TASK INSTRUCTIONS: The copy you produce must repeat each record exactly and contain no pictures.

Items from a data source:
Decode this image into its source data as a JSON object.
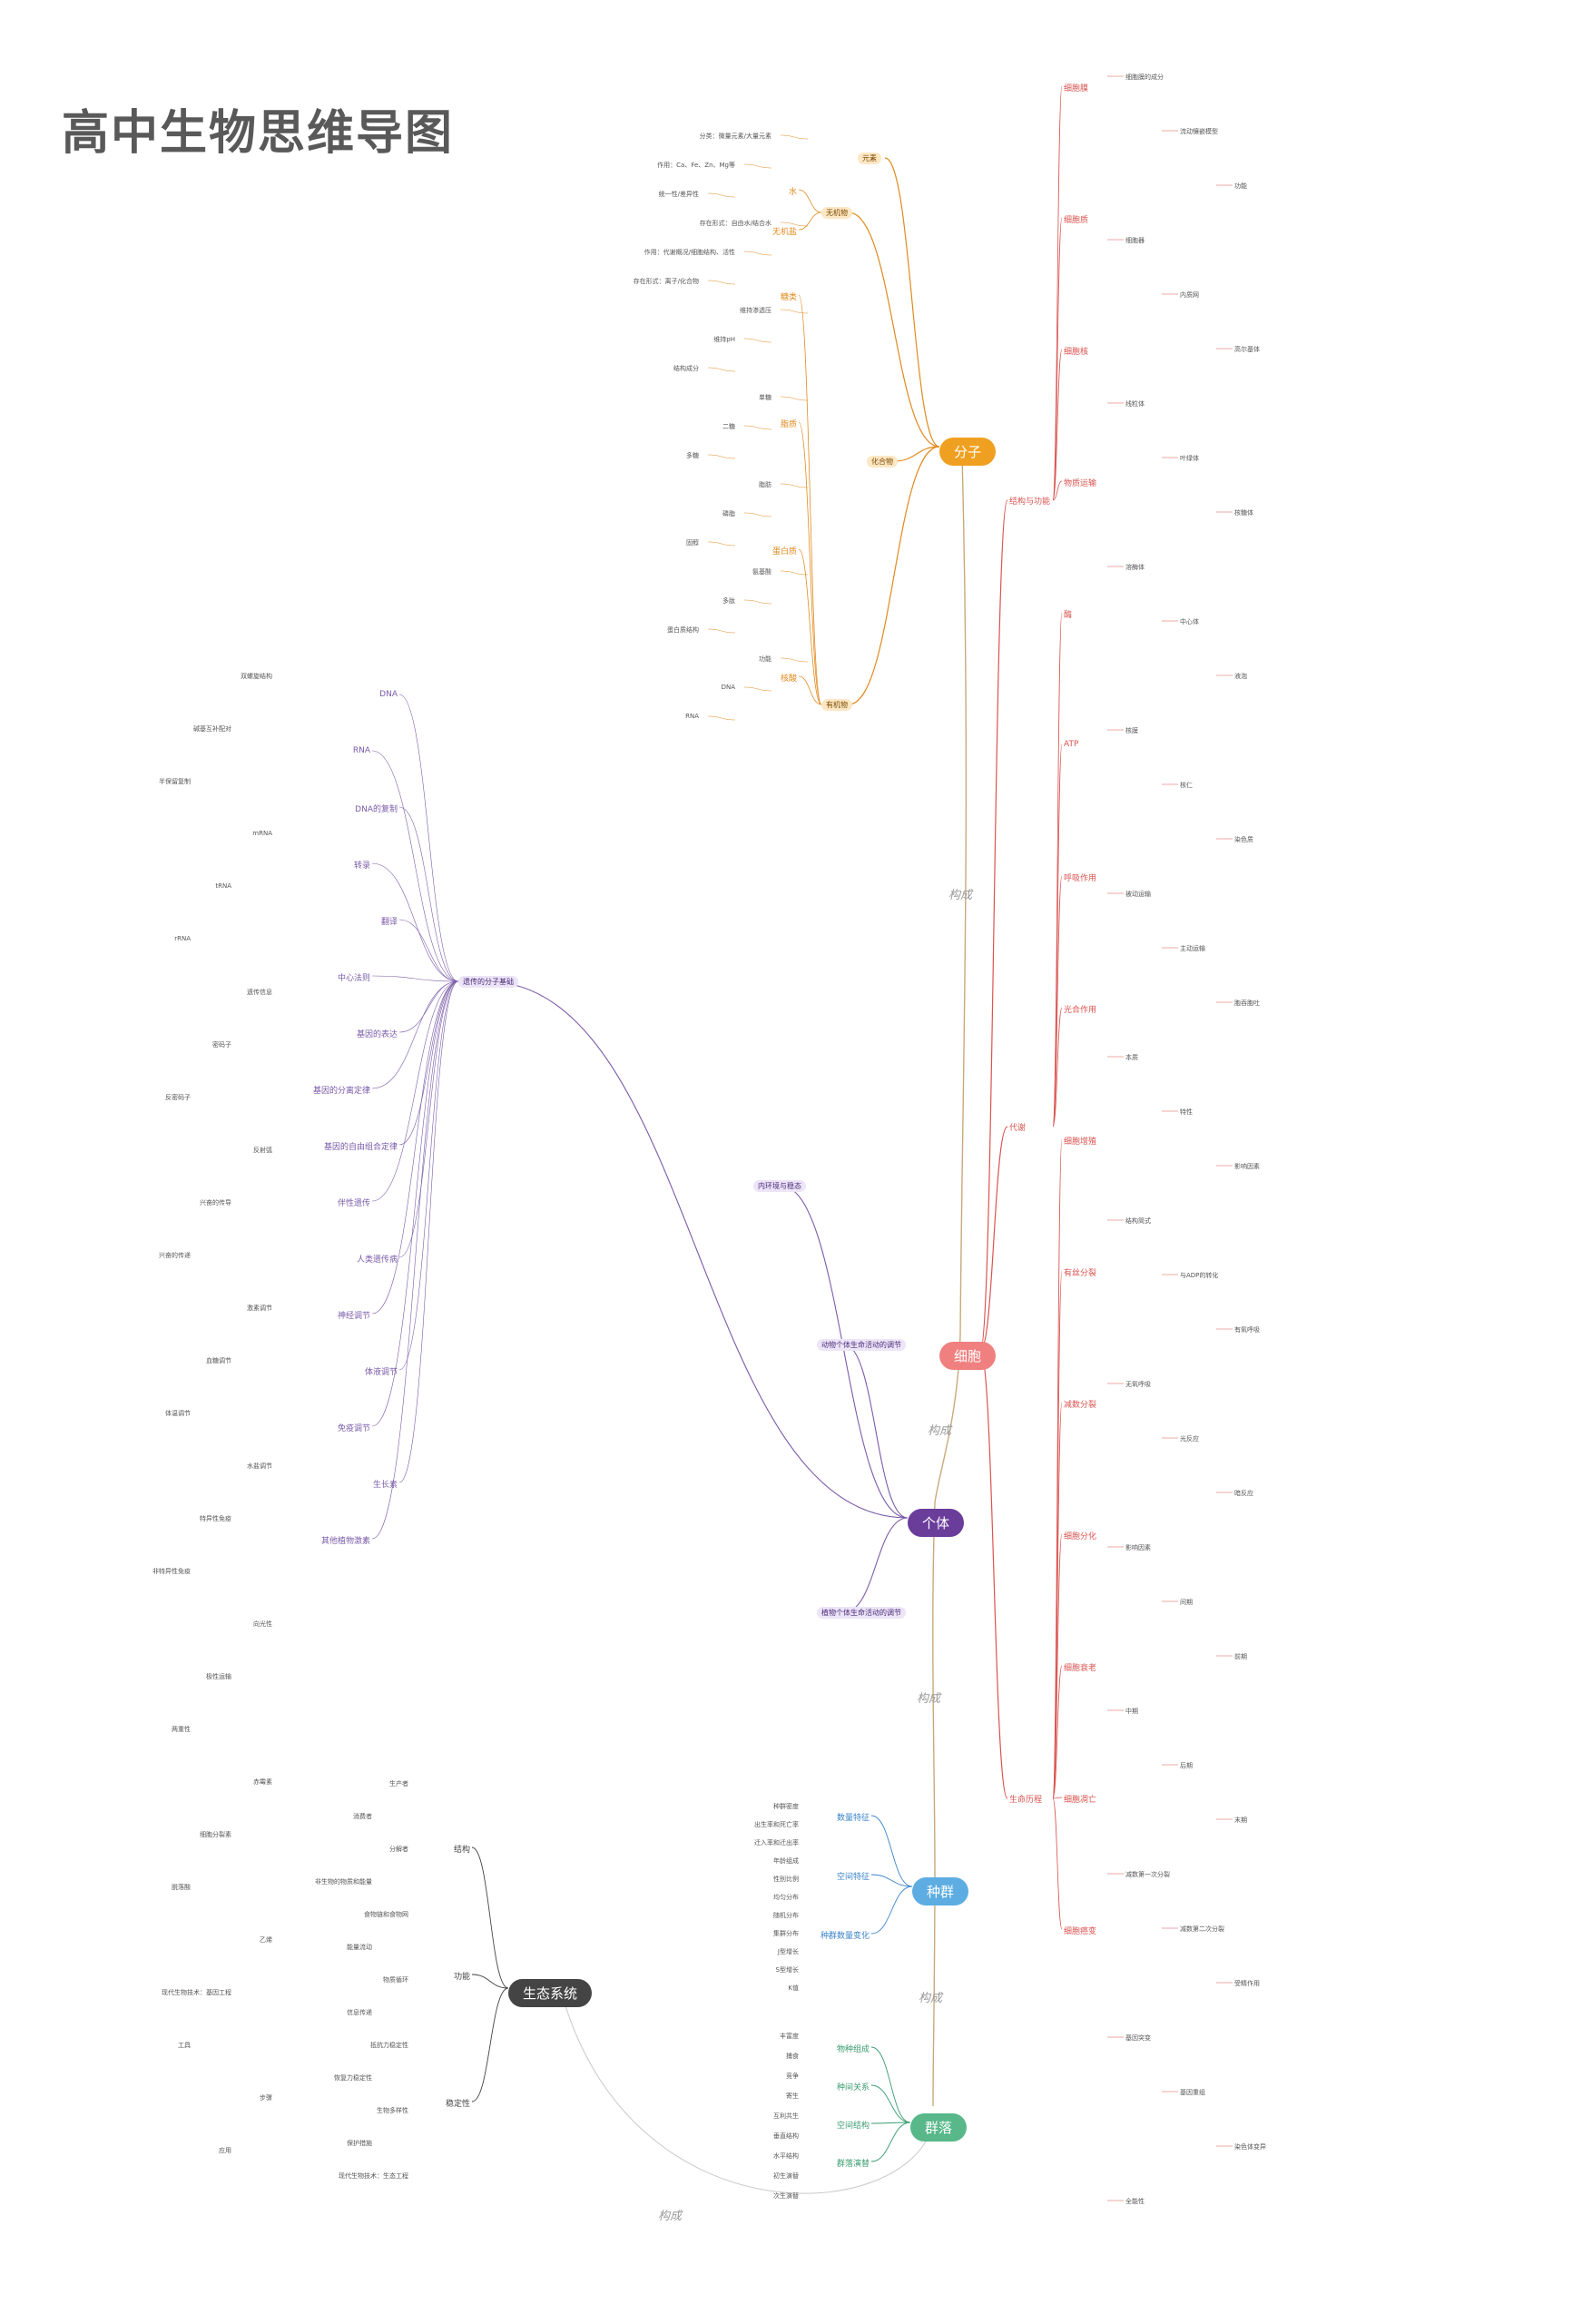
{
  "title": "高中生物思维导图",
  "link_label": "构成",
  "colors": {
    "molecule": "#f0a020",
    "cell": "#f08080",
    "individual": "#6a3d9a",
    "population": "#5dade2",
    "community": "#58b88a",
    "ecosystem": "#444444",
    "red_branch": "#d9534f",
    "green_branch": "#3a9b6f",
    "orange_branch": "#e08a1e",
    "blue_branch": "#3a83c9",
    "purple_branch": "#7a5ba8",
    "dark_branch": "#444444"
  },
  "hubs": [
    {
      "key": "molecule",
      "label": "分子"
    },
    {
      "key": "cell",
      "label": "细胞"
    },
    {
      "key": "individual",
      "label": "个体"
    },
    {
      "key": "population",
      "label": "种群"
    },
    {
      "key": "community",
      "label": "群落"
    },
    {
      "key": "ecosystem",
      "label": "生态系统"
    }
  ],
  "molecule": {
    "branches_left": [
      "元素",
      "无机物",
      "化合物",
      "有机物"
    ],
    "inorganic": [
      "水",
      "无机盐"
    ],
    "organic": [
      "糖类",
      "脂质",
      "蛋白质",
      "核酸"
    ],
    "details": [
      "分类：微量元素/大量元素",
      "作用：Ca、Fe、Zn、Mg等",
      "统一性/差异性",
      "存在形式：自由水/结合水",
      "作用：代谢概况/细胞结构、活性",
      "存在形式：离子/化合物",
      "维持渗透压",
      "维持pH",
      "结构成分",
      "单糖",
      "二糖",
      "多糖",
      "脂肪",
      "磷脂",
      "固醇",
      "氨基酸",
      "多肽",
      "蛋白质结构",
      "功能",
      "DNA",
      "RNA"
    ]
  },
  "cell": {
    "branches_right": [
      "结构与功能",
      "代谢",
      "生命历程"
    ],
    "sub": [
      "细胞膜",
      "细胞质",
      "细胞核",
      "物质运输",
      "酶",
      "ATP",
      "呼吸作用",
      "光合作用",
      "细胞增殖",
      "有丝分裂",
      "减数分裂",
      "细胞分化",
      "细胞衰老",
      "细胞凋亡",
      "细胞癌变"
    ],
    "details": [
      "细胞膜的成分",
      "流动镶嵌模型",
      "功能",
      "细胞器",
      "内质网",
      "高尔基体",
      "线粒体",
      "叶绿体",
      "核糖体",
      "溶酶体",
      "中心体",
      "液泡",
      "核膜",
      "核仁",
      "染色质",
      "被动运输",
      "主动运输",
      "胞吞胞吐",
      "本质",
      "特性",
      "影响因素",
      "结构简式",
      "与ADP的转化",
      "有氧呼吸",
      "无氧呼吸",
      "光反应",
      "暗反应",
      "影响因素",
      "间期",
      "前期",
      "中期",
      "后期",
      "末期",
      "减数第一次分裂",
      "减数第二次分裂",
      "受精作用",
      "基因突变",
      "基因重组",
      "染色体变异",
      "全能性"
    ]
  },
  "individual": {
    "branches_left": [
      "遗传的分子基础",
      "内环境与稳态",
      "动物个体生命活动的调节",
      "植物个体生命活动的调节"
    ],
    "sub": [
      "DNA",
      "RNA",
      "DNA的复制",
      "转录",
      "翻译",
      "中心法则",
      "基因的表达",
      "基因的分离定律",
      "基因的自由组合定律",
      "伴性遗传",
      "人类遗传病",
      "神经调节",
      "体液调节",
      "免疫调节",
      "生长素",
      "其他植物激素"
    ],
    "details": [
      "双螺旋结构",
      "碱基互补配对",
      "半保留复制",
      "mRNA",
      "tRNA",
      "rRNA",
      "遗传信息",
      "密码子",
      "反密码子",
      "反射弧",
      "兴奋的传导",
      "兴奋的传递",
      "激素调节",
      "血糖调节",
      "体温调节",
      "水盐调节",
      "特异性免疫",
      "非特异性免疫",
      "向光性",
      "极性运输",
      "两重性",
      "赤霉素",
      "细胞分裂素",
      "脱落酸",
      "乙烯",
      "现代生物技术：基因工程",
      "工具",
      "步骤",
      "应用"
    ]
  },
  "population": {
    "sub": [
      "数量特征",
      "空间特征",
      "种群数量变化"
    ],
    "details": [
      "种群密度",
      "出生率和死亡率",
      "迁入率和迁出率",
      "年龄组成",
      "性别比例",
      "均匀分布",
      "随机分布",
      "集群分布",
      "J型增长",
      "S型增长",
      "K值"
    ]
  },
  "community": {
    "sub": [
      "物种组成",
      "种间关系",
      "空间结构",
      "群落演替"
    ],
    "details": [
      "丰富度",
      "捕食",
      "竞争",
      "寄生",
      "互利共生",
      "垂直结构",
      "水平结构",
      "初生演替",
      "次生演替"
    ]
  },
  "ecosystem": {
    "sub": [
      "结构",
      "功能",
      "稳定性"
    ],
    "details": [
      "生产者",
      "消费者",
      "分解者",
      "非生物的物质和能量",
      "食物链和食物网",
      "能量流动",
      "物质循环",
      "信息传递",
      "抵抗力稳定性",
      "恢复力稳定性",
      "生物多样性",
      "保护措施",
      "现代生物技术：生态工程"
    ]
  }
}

ANSWER FOR THE TASK:
Decode this image into its source data as a JSON object.
{
  "title": "高中生物思维导图",
  "link_label": "构成",
  "colors": {
    "molecule": "#f0a020",
    "cell": "#f08080",
    "individual": "#6a3d9a",
    "population": "#5dade2",
    "community": "#58b88a",
    "ecosystem": "#444444",
    "red_branch": "#d9534f",
    "green_branch": "#3a9b6f",
    "orange_branch": "#e08a1e",
    "blue_branch": "#3a83c9",
    "purple_branch": "#7a5ba8",
    "dark_branch": "#444444"
  },
  "hubs": [
    {
      "key": "molecule",
      "label": "分子"
    },
    {
      "key": "cell",
      "label": "细胞"
    },
    {
      "key": "individual",
      "label": "个体"
    },
    {
      "key": "population",
      "label": "种群"
    },
    {
      "key": "community",
      "label": "群落"
    },
    {
      "key": "ecosystem",
      "label": "生态系统"
    }
  ],
  "molecule": {
    "branches_left": [
      "元素",
      "无机物",
      "化合物",
      "有机物"
    ],
    "inorganic": [
      "水",
      "无机盐"
    ],
    "organic": [
      "糖类",
      "脂质",
      "蛋白质",
      "核酸"
    ],
    "details": [
      "分类：微量元素/大量元素",
      "作用：Ca、Fe、Zn、Mg等",
      "统一性/差异性",
      "存在形式：自由水/结合水",
      "作用：代谢概况/细胞结构、活性",
      "存在形式：离子/化合物",
      "维持渗透压",
      "维持pH",
      "结构成分",
      "单糖",
      "二糖",
      "多糖",
      "脂肪",
      "磷脂",
      "固醇",
      "氨基酸",
      "多肽",
      "蛋白质结构",
      "功能",
      "DNA",
      "RNA"
    ]
  },
  "cell": {
    "branches_right": [
      "结构与功能",
      "代谢",
      "生命历程"
    ],
    "sub": [
      "细胞膜",
      "细胞质",
      "细胞核",
      "物质运输",
      "酶",
      "ATP",
      "呼吸作用",
      "光合作用",
      "细胞增殖",
      "有丝分裂",
      "减数分裂",
      "细胞分化",
      "细胞衰老",
      "细胞凋亡",
      "细胞癌变"
    ],
    "details": [
      "细胞膜的成分",
      "流动镶嵌模型",
      "功能",
      "细胞器",
      "内质网",
      "高尔基体",
      "线粒体",
      "叶绿体",
      "核糖体",
      "溶酶体",
      "中心体",
      "液泡",
      "核膜",
      "核仁",
      "染色质",
      "被动运输",
      "主动运输",
      "胞吞胞吐",
      "本质",
      "特性",
      "影响因素",
      "结构简式",
      "与ADP的转化",
      "有氧呼吸",
      "无氧呼吸",
      "光反应",
      "暗反应",
      "影响因素",
      "间期",
      "前期",
      "中期",
      "后期",
      "末期",
      "减数第一次分裂",
      "减数第二次分裂",
      "受精作用",
      "基因突变",
      "基因重组",
      "染色体变异",
      "全能性"
    ]
  },
  "individual": {
    "branches_left": [
      "遗传的分子基础",
      "内环境与稳态",
      "动物个体生命活动的调节",
      "植物个体生命活动的调节"
    ],
    "sub": [
      "DNA",
      "RNA",
      "DNA的复制",
      "转录",
      "翻译",
      "中心法则",
      "基因的表达",
      "基因的分离定律",
      "基因的自由组合定律",
      "伴性遗传",
      "人类遗传病",
      "神经调节",
      "体液调节",
      "免疫调节",
      "生长素",
      "其他植物激素"
    ],
    "details": [
      "双螺旋结构",
      "碱基互补配对",
      "半保留复制",
      "mRNA",
      "tRNA",
      "rRNA",
      "遗传信息",
      "密码子",
      "反密码子",
      "反射弧",
      "兴奋的传导",
      "兴奋的传递",
      "激素调节",
      "血糖调节",
      "体温调节",
      "水盐调节",
      "特异性免疫",
      "非特异性免疫",
      "向光性",
      "极性运输",
      "两重性",
      "赤霉素",
      "细胞分裂素",
      "脱落酸",
      "乙烯",
      "现代生物技术：基因工程",
      "工具",
      "步骤",
      "应用"
    ]
  },
  "population": {
    "sub": [
      "数量特征",
      "空间特征",
      "种群数量变化"
    ],
    "details": [
      "种群密度",
      "出生率和死亡率",
      "迁入率和迁出率",
      "年龄组成",
      "性别比例",
      "均匀分布",
      "随机分布",
      "集群分布",
      "J型增长",
      "S型增长",
      "K值"
    ]
  },
  "community": {
    "sub": [
      "物种组成",
      "种间关系",
      "空间结构",
      "群落演替"
    ],
    "details": [
      "丰富度",
      "捕食",
      "竞争",
      "寄生",
      "互利共生",
      "垂直结构",
      "水平结构",
      "初生演替",
      "次生演替"
    ]
  },
  "ecosystem": {
    "sub": [
      "结构",
      "功能",
      "稳定性"
    ],
    "details": [
      "生产者",
      "消费者",
      "分解者",
      "非生物的物质和能量",
      "食物链和食物网",
      "能量流动",
      "物质循环",
      "信息传递",
      "抵抗力稳定性",
      "恢复力稳定性",
      "生物多样性",
      "保护措施",
      "现代生物技术：生态工程"
    ]
  }
}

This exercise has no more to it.